Please reproduce the data below word for word, leaving out the pictures.

Data supplied:
— START —
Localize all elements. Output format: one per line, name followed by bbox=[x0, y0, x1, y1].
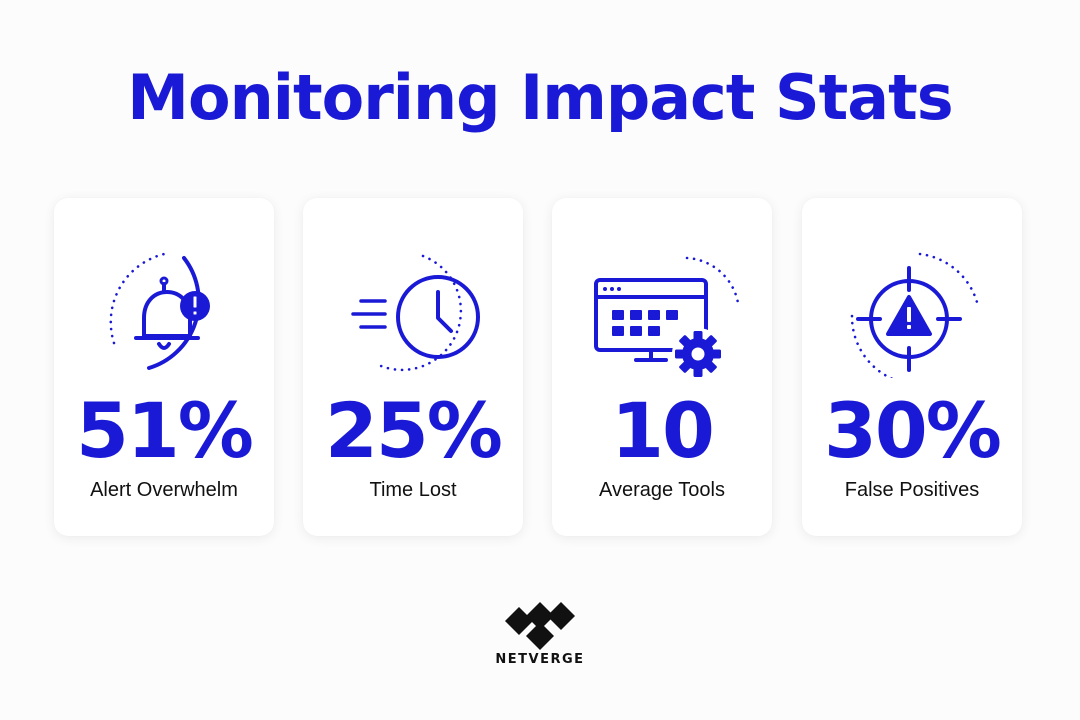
stat-card-average-tools: 10 Average Tools bbox=[552, 198, 772, 536]
stat-card-false-positives: 30% False Positives bbox=[802, 198, 1022, 536]
stat-label: Time Lost bbox=[369, 479, 457, 501]
stat-label: False Positives bbox=[844, 479, 980, 501]
stat-label: Alert Overwhelm bbox=[90, 479, 238, 501]
stat-value: 30% bbox=[824, 386, 1002, 475]
stat-card-alert-overwhelm: 51% Alert Overwhelm bbox=[54, 198, 274, 536]
monitor-gear-icon bbox=[572, 218, 752, 378]
target-warning-icon bbox=[822, 218, 1002, 378]
page-title: Monitoring Impact Stats bbox=[127, 61, 953, 134]
logo-text: NETVERGE bbox=[495, 652, 585, 667]
stat-value: 10 bbox=[611, 386, 715, 475]
stat-value: 25% bbox=[325, 386, 503, 475]
bell-alert-icon bbox=[74, 218, 254, 378]
netverge-logo: NETVERGE bbox=[490, 600, 590, 680]
netverge-logo-icon bbox=[505, 602, 575, 650]
stat-label: Average Tools bbox=[598, 479, 725, 501]
fast-clock-icon bbox=[323, 218, 503, 378]
stat-card-time-lost: 25% Time Lost bbox=[303, 198, 523, 536]
stat-value: 51% bbox=[76, 386, 254, 475]
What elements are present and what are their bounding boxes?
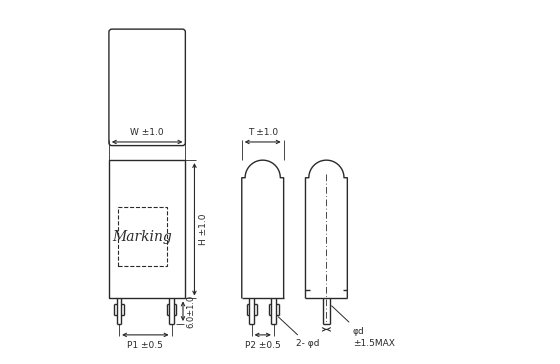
Text: W ±1.0: W ±1.0	[130, 128, 164, 137]
Text: φd: φd	[332, 306, 365, 336]
Text: H ±1.0: H ±1.0	[199, 214, 208, 245]
FancyBboxPatch shape	[109, 29, 185, 146]
Text: Marking: Marking	[113, 230, 172, 244]
Bar	[118, 207, 167, 266]
Text: P1 ±0.5: P1 ±0.5	[127, 341, 164, 350]
Text: T ±1.0: T ±1.0	[248, 128, 278, 137]
Text: P2 ±0.5: P2 ±0.5	[245, 341, 281, 350]
Text: ±1.5MAX: ±1.5MAX	[353, 339, 395, 348]
Text: 6.0±1.0: 6.0±1.0	[186, 294, 195, 328]
Bar	[109, 160, 185, 298]
Text: 2- φd: 2- φd	[278, 317, 319, 348]
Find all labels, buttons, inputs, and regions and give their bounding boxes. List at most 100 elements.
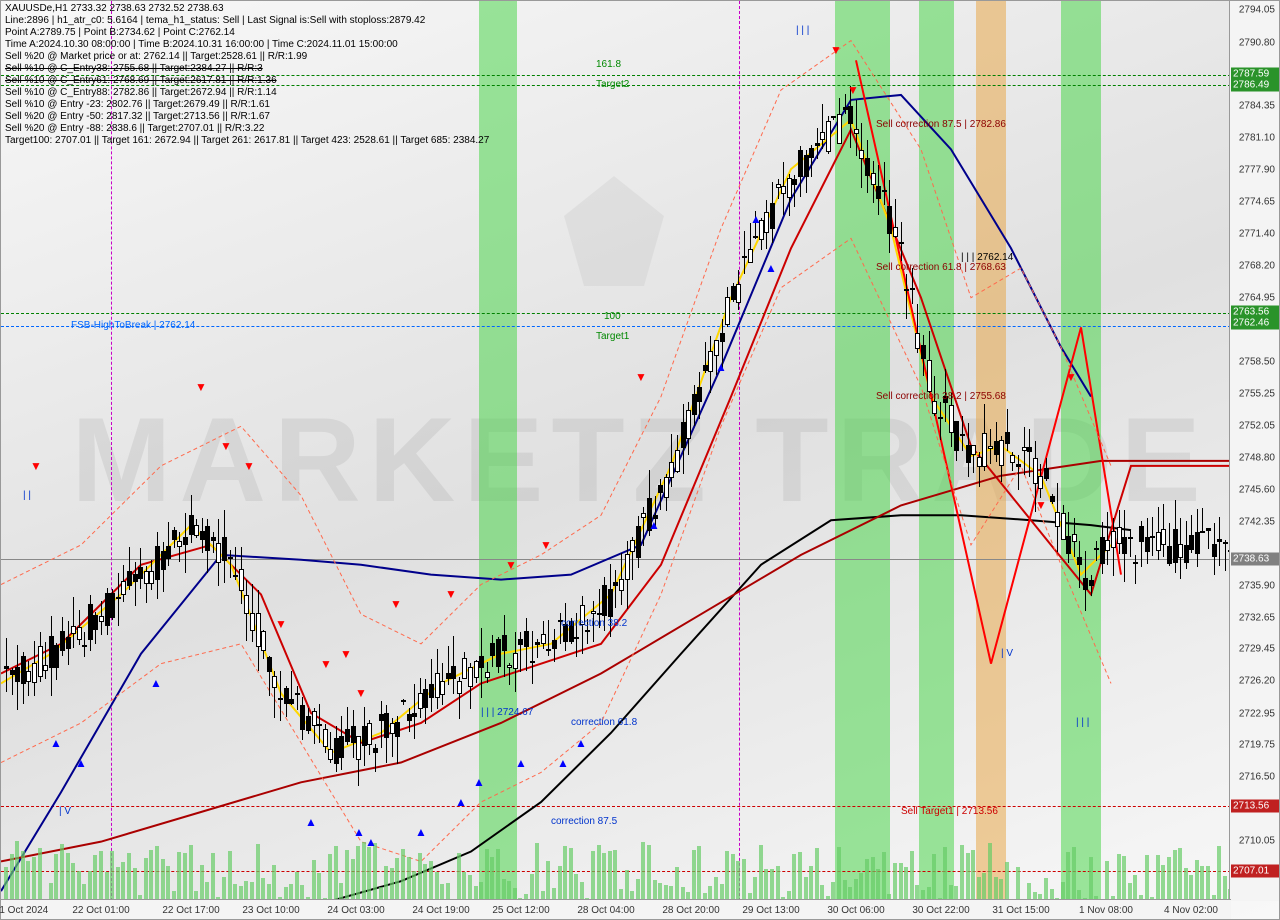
volume-bar [328,854,332,901]
volume-bar [535,843,539,901]
green-zone [919,1,954,901]
volume-bar [1145,855,1149,901]
volume-bar [742,859,746,901]
chart-label: Target1 [596,331,629,342]
x-tick: 29 Oct 13:00 [742,905,799,916]
volume-bar [66,853,70,901]
volume-bar [256,844,260,901]
y-tick: 2794.05 [1239,5,1275,16]
volume-bar [435,872,439,901]
down-arrow-icon: ▼ [635,370,647,384]
up-arrow-icon: ▲ [415,825,427,839]
volume-bar [574,874,578,901]
volume-bar [1217,846,1221,901]
volume-bar [854,879,858,901]
volume-bar [183,853,187,901]
volume-bar [177,852,181,901]
volume-bar [222,877,226,901]
chart-label: correction 61.8 [571,717,637,728]
volume-bar [367,847,371,901]
volume-bar [714,877,718,901]
down-arrow-icon: ▼ [830,43,842,57]
volume-bar [4,867,8,901]
chart-container: MARKETZ TRADE FSB-HighToBreak | 2762.14 … [0,0,1280,920]
y-tick: 2781.10 [1239,133,1275,144]
chart-label: correction 38.2 [561,618,627,629]
volume-bar [982,873,986,902]
volume-bar [32,857,36,901]
up-arrow-icon: ▲ [455,795,467,809]
volume-bar [770,869,774,901]
volume-bar [60,844,64,901]
volume-bar [502,879,506,901]
volume-bar [395,858,399,901]
volume-bar [999,879,1003,901]
volume-bar [295,872,299,901]
volume-bar [1117,854,1121,901]
up-arrow-icon: ▲ [50,736,62,750]
info-line: Time A:2024.10.30 08:00:00 | Time B:2024… [5,39,489,51]
volume-bar [407,857,411,901]
y-tick: 2758.50 [1239,356,1275,367]
down-arrow-icon: ▼ [195,380,207,394]
x-tick: 28 Oct 04:00 [577,905,634,916]
chart-label: correction 87.5 [551,816,617,827]
volume-bar [692,850,696,901]
volume-bar [1066,852,1070,901]
volume-bar [1089,857,1093,901]
y-tick: 2729.45 [1239,644,1275,655]
up-arrow-icon: ▲ [765,261,777,275]
volume-bar [608,851,612,901]
volume-bar [155,846,159,901]
volume-bar [200,865,204,901]
volume-bar [1178,848,1182,901]
volume-bar [1206,866,1210,901]
volume-bar [77,871,81,901]
down-arrow-icon: ▼ [220,439,232,453]
price-box: 2738.63 [1231,552,1279,565]
volume-bar [798,852,802,901]
vertical-line [739,1,740,901]
volume-bar [99,851,103,901]
up-arrow-icon: ▲ [715,360,727,374]
volume-bar [636,879,640,901]
volume-bar [71,863,75,901]
down-arrow-icon: ▼ [320,657,332,671]
up-arrow-icon: ▲ [365,835,377,849]
down-arrow-icon: ▼ [30,459,42,473]
x-tick: 30 Oct 06:00 [827,905,884,916]
x-tick: 24 Oct 03:00 [327,905,384,916]
volume-bar [1072,847,1076,901]
volume-bar [843,880,847,901]
volume-bar [647,845,651,901]
volume-bar [373,843,377,901]
volume-bar [54,854,58,901]
volume-bar [893,863,897,901]
volume-bar [468,875,472,901]
volume-bar [356,846,360,901]
volume-bar [144,858,148,901]
volume-bar [1173,850,1177,901]
volume-bar [1200,866,1204,901]
x-tick: 21 Oct 2024 [0,905,48,916]
info-line: Sell %10 @ C_Entry88: 2782.86 || Target:… [5,87,489,99]
x-tick: 30 Oct 22:00 [912,905,969,916]
volume-bar [149,850,153,901]
y-axis: 2794.052790.802787.592786.492784.352781.… [1229,1,1279,901]
up-arrow-icon: ▲ [353,825,365,839]
volume-bar [871,857,875,901]
volume-bar [932,854,936,901]
x-tick: 1 Nov 08:00 [1079,905,1133,916]
y-tick: 2722.95 [1239,708,1275,719]
volume-bar [876,869,880,901]
volume-bar [859,873,863,901]
volume-bar [725,851,729,901]
volume-bar [1105,861,1109,901]
volume-bar [960,845,964,901]
volume-bar [966,853,970,901]
down-arrow-icon: ▼ [445,587,457,601]
down-arrow-icon: ▼ [340,647,352,661]
up-arrow-icon: ▲ [575,736,587,750]
volume-bar [38,848,42,901]
info-line: XAUUSDe,H1 2733.32 2738.63 2732.52 2738.… [5,3,489,15]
— END —
Solution to this exercise:
Localize all elements. Output format: one per line, name followed by bbox=[x0, y0, x1, y1].
stat-card-average-tools: 10 Average Tools bbox=[552, 198, 772, 536]
stat-card-false-positives: 30% False Positives bbox=[802, 198, 1022, 536]
stat-label: Time Lost bbox=[369, 479, 457, 501]
stat-label: False Positives bbox=[844, 479, 980, 501]
stat-label: Alert Overwhelm bbox=[90, 479, 238, 501]
stat-value: 30% bbox=[824, 386, 1002, 475]
stat-card-alert-overwhelm: 51% Alert Overwhelm bbox=[54, 198, 274, 536]
monitor-gear-icon bbox=[572, 218, 752, 378]
target-warning-icon bbox=[822, 218, 1002, 378]
page-title: Monitoring Impact Stats bbox=[127, 61, 953, 134]
logo-text: NETVERGE bbox=[495, 652, 585, 667]
stat-value: 10 bbox=[611, 386, 715, 475]
stat-value: 25% bbox=[325, 386, 503, 475]
bell-alert-icon bbox=[74, 218, 254, 378]
netverge-logo: NETVERGE bbox=[490, 600, 590, 680]
netverge-logo-icon bbox=[505, 602, 575, 650]
stat-label: Average Tools bbox=[598, 479, 725, 501]
fast-clock-icon bbox=[323, 218, 503, 378]
stat-card-time-lost: 25% Time Lost bbox=[303, 198, 523, 536]
stat-value: 51% bbox=[76, 386, 254, 475]
What elements are present and what are their bounding boxes?
Text: W ±1.0: W ±1.0	[130, 128, 164, 137]
Text: φd: φd	[332, 306, 365, 336]
Text: H ±1.0: H ±1.0	[199, 214, 208, 245]
FancyBboxPatch shape	[109, 29, 185, 146]
Text: Marking: Marking	[113, 230, 172, 244]
Bar	[118, 207, 167, 266]
Text: P1 ±0.5: P1 ±0.5	[127, 341, 164, 350]
Text: T ±1.0: T ±1.0	[248, 128, 278, 137]
Text: P2 ±0.5: P2 ±0.5	[245, 341, 281, 350]
Text: ±1.5MAX: ±1.5MAX	[353, 339, 395, 348]
Text: 6.0±1.0: 6.0±1.0	[186, 294, 195, 328]
Bar	[109, 160, 185, 298]
Text: 2- φd: 2- φd	[278, 317, 319, 348]
Find all labels, buttons, inputs, and regions and give their bounding boxes. List at most 100 elements.
volume-bar [328,854,332,901]
volume-bar [535,843,539,901]
green-zone [919,1,954,901]
volume-bar [1145,855,1149,901]
volume-bar [742,859,746,901]
chart-label: Target1 [596,331,629,342]
x-tick: 29 Oct 13:00 [742,905,799,916]
volume-bar [66,853,70,901]
volume-bar [256,844,260,901]
y-tick: 2794.05 [1239,5,1275,16]
volume-bar [435,872,439,901]
down-arrow-icon: ▼ [635,370,647,384]
up-arrow-icon: ▲ [415,825,427,839]
volume-bar [574,874,578,901]
volume-bar [1217,846,1221,901]
volume-bar [854,879,858,901]
volume-bar [183,853,187,901]
volume-bar [177,852,181,901]
volume-bar [222,877,226,901]
chart-label: correction 61.8 [571,717,637,728]
volume-bar [367,847,371,901]
volume-bar [714,877,718,901]
down-arrow-icon: ▼ [830,43,842,57]
volume-bar [4,867,8,901]
chart-container: MARKETZ TRADE FSB-HighToBreak | 2762.14 … [0,0,1280,920]
y-tick: 2781.10 [1239,133,1275,144]
chart-label: correction 38.2 [561,618,627,629]
volume-bar [982,873,986,902]
volume-bar [32,857,36,901]
up-arrow-icon: ▲ [455,795,467,809]
volume-bar [770,869,774,901]
volume-bar [60,844,64,901]
volume-bar [502,879,506,901]
volume-bar [395,858,399,901]
volume-bar [999,879,1003,901]
volume-bar [295,872,299,901]
volume-bar [1117,854,1121,901]
up-arrow-icon: ▲ [50,736,62,750]
info-line: Time A:2024.10.30 08:00:00 | Time B:2024… [5,39,489,51]
volume-bar [407,857,411,901]
y-tick: 2758.50 [1239,356,1275,367]
down-arrow-icon: ▼ [195,380,207,394]
x-tick: 28 Oct 04:00 [577,905,634,916]
chart-label: correction 87.5 [551,816,617,827]
volume-bar [692,850,696,901]
volume-bar [1066,852,1070,901]
volume-bar [1089,857,1093,901]
y-tick: 2729.45 [1239,644,1275,655]
up-arrow-icon: ▲ [765,261,777,275]
volume-bar [608,851,612,901]
volume-bar [155,846,159,901]
volume-bar [200,865,204,901]
volume-bar [1178,848,1182,901]
volume-bar [1206,866,1210,901]
volume-bar [77,871,81,901]
down-arrow-icon: ▼ [220,439,232,453]
price-box: 2738.63 [1231,552,1279,565]
volume-bar [798,852,802,901]
vertical-line [739,1,740,901]
volume-bar [99,851,103,901]
up-arrow-icon: ▲ [715,360,727,374]
volume-bar [636,879,640,901]
volume-bar [71,863,75,901]
down-arrow-icon: ▼ [320,657,332,671]
up-arrow-icon: ▲ [365,835,377,849]
down-arrow-icon: ▼ [30,459,42,473]
x-tick: 30 Oct 06:00 [827,905,884,916]
x-tick: 24 Oct 03:00 [327,905,384,916]
volume-bar [1072,847,1076,901]
volume-bar [843,880,847,901]
volume-bar [647,845,651,901]
volume-bar [373,843,377,901]
volume-bar [54,854,58,901]
volume-bar [893,863,897,901]
volume-bar [468,875,472,901]
volume-bar [356,846,360,901]
volume-bar [144,858,148,901]
volume-bar [1173,850,1177,901]
volume-bar [1200,866,1204,901]
x-tick: 21 Oct 2024 [0,905,48,916]
info-line: Sell %10 @ C_Entry88: 2782.86 || Target:… [5,87,489,99]
x-tick: 30 Oct 22:00 [912,905,969,916]
volume-bar [149,850,153,901]
y-axis: 2794.052790.802787.592786.492784.352781.… [1229,1,1279,901]
up-arrow-icon: ▲ [353,825,365,839]
volume-bar [871,857,875,901]
volume-bar [932,854,936,901]
x-tick: 1 Nov 08:00 [1079,905,1133,916]
y-tick: 2722.95 [1239,708,1275,719]
volume-bar [876,869,880,901]
volume-bar [859,873,863,901]
volume-bar [725,851,729,901]
volume-bar [1105,861,1109,901]
volume-bar [960,845,964,901]
volume-bar [966,853,970,901]
down-arrow-icon: ▼ [445,587,457,601]
down-arrow-icon: ▼ [340,647,352,661]
up-arrow-icon: ▲ [575,736,587,750]
volume-bar [38,848,42,901]
info-line: XAUUSDe,H1 2733.32 2738.63 2732.52 2738.… [5,3,489,15]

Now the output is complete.